• Task prompt: Copy each line below that includes "Blastocyst".

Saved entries
/---
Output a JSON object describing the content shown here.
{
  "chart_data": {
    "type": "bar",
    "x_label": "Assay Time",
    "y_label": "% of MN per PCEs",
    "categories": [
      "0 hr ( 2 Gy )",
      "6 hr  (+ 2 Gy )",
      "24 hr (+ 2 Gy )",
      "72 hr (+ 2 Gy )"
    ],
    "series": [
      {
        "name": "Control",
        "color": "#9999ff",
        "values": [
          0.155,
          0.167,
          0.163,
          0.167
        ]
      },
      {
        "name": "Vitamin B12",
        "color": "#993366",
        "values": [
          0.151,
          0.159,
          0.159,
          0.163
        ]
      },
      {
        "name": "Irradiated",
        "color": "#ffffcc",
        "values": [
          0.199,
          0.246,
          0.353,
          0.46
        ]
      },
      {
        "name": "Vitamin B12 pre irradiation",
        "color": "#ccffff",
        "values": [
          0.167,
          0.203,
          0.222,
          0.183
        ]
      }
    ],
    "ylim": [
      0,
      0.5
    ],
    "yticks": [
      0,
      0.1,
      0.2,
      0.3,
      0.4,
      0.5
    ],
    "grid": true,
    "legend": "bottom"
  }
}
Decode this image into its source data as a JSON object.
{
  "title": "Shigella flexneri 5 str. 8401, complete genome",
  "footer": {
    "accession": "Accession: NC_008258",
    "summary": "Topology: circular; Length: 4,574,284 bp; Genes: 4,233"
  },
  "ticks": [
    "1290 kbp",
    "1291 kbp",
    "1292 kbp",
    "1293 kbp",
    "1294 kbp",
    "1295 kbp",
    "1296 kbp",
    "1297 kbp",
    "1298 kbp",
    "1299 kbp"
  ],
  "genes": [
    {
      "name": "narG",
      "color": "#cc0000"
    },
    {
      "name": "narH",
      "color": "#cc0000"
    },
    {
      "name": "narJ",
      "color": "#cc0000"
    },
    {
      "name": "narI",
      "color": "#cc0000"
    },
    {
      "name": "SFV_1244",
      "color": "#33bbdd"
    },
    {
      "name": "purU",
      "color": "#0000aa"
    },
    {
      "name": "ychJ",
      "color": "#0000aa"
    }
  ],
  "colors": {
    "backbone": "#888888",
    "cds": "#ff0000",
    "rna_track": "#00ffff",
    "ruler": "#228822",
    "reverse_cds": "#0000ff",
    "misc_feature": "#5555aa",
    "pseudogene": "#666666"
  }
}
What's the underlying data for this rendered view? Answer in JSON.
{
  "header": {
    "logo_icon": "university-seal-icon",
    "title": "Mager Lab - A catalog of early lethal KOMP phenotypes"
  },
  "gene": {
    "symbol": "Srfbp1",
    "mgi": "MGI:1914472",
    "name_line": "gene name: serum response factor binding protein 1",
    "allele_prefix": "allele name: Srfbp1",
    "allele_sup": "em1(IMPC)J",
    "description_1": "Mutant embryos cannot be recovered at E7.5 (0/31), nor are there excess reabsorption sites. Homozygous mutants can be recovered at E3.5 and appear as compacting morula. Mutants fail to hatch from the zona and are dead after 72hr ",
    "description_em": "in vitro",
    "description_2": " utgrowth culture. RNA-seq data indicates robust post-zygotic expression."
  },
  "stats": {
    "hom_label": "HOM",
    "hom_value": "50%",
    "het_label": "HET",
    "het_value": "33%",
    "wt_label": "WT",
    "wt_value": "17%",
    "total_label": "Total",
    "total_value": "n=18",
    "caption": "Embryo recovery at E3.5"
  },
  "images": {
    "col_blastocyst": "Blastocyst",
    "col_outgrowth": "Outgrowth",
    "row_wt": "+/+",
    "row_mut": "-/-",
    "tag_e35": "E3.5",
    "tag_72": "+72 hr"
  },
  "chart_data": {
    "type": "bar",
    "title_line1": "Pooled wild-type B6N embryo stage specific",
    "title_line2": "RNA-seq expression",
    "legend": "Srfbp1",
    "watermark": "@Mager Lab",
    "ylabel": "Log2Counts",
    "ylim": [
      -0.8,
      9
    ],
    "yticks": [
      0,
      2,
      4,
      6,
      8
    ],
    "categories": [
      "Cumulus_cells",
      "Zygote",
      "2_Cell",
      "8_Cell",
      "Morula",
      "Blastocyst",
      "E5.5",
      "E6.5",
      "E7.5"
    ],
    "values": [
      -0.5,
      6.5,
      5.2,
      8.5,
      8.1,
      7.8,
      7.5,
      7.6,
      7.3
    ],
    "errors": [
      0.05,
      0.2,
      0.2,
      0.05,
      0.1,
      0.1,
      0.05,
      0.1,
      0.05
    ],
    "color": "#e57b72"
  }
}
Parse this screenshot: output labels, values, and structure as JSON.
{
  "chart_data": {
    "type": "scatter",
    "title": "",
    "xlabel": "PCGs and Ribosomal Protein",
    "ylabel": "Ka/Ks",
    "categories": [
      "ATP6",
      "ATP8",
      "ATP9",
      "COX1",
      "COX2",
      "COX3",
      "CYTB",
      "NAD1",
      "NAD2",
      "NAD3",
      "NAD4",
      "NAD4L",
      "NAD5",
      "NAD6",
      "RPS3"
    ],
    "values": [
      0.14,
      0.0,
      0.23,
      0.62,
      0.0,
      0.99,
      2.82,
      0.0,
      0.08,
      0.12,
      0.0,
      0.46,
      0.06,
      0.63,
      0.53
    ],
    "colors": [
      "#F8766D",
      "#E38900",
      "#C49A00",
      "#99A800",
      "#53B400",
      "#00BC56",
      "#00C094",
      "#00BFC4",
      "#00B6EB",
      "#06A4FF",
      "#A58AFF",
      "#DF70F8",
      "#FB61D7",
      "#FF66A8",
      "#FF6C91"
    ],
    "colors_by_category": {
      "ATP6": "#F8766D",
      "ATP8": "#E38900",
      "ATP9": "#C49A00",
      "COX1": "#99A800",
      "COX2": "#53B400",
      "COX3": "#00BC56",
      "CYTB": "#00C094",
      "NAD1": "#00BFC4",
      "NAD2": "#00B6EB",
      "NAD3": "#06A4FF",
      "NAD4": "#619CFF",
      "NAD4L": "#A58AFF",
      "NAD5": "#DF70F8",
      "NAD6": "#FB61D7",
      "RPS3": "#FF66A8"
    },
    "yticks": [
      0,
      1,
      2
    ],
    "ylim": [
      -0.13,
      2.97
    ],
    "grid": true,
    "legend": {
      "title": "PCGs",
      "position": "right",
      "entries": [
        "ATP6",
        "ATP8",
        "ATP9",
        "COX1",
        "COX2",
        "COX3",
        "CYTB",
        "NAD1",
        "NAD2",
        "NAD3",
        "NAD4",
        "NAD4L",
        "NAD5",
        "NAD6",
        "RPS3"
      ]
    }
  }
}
\---
• Written reply:
    "col_blastocyst": "Blastocyst",
      "Blastocyst",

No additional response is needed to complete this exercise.